## INPUT FOR THIS TASK

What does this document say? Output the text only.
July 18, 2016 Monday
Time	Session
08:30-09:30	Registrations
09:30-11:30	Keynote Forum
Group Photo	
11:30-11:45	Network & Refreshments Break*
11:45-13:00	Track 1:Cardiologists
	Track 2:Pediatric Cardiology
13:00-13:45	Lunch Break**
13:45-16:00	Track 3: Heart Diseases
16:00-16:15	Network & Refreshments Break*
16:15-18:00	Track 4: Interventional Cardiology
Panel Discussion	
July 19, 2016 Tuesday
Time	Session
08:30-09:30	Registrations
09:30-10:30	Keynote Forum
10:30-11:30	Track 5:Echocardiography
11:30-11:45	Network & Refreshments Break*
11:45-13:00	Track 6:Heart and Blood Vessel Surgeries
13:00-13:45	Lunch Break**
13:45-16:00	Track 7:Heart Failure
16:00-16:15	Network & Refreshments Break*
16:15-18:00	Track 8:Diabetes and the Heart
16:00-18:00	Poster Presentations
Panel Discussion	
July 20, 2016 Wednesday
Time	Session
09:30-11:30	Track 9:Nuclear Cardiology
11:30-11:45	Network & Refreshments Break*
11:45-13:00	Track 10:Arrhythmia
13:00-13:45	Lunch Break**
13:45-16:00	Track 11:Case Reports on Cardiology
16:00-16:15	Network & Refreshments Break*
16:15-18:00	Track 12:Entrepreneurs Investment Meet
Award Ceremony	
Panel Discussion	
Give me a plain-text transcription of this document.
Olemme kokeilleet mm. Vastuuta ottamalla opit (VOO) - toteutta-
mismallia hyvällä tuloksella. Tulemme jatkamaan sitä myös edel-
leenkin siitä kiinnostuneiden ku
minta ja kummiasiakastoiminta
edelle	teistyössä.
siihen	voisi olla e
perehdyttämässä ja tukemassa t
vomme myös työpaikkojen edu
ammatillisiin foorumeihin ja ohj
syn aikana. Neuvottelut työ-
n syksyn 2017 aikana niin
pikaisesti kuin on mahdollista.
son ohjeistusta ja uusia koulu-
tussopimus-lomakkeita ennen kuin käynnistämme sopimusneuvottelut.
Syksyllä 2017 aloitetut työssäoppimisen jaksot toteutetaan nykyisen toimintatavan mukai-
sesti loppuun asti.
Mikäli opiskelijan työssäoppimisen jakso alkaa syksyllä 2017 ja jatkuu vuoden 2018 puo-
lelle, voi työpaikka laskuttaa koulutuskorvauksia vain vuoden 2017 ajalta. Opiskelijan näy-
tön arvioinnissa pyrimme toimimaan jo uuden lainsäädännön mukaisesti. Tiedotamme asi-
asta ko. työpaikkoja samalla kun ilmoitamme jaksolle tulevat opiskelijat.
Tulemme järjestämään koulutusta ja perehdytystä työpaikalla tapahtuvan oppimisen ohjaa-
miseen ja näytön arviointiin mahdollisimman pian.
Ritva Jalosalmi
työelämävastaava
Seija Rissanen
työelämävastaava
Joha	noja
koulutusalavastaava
==
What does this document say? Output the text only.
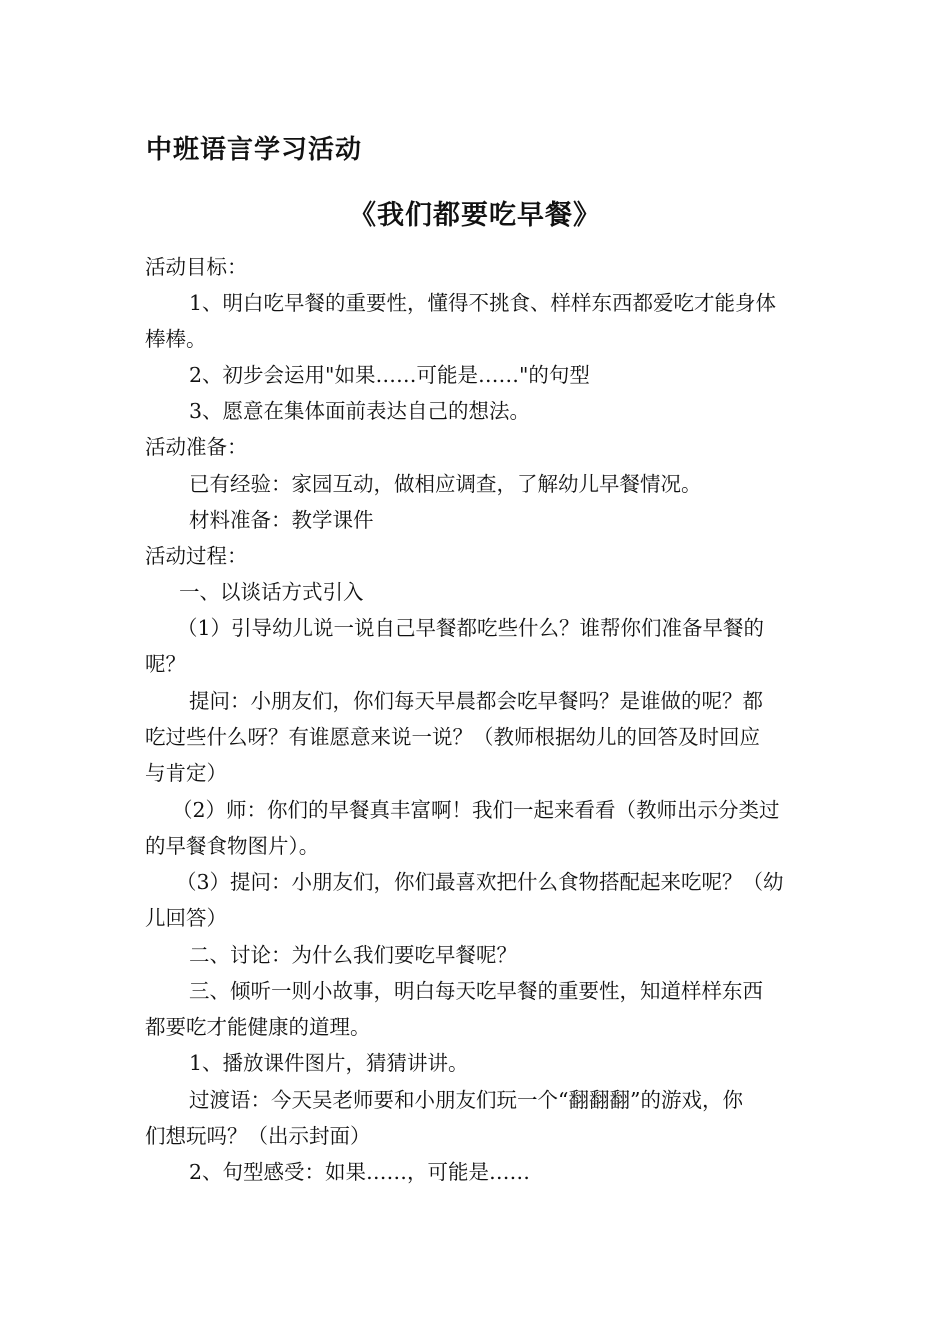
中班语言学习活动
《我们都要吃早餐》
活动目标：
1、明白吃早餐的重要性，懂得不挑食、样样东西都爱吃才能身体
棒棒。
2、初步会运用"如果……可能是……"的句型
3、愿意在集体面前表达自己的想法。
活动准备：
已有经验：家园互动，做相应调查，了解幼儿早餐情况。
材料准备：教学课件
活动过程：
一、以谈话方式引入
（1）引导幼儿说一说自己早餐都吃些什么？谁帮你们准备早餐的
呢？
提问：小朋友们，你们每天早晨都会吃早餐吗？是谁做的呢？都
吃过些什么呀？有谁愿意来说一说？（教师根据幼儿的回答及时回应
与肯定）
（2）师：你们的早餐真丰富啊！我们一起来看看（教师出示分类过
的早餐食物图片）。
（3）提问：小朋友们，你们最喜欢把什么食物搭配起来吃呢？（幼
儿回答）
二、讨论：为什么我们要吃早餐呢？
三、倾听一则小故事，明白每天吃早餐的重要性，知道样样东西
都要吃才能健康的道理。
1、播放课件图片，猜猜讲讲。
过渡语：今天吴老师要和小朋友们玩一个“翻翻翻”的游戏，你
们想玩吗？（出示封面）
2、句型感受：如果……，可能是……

## TO BE DONE
Pull every line containing "Forum" out of the data above.

## FULL ANSWER
09:30-11:30	Keynote Forum
09:30-10:30	Keynote Forum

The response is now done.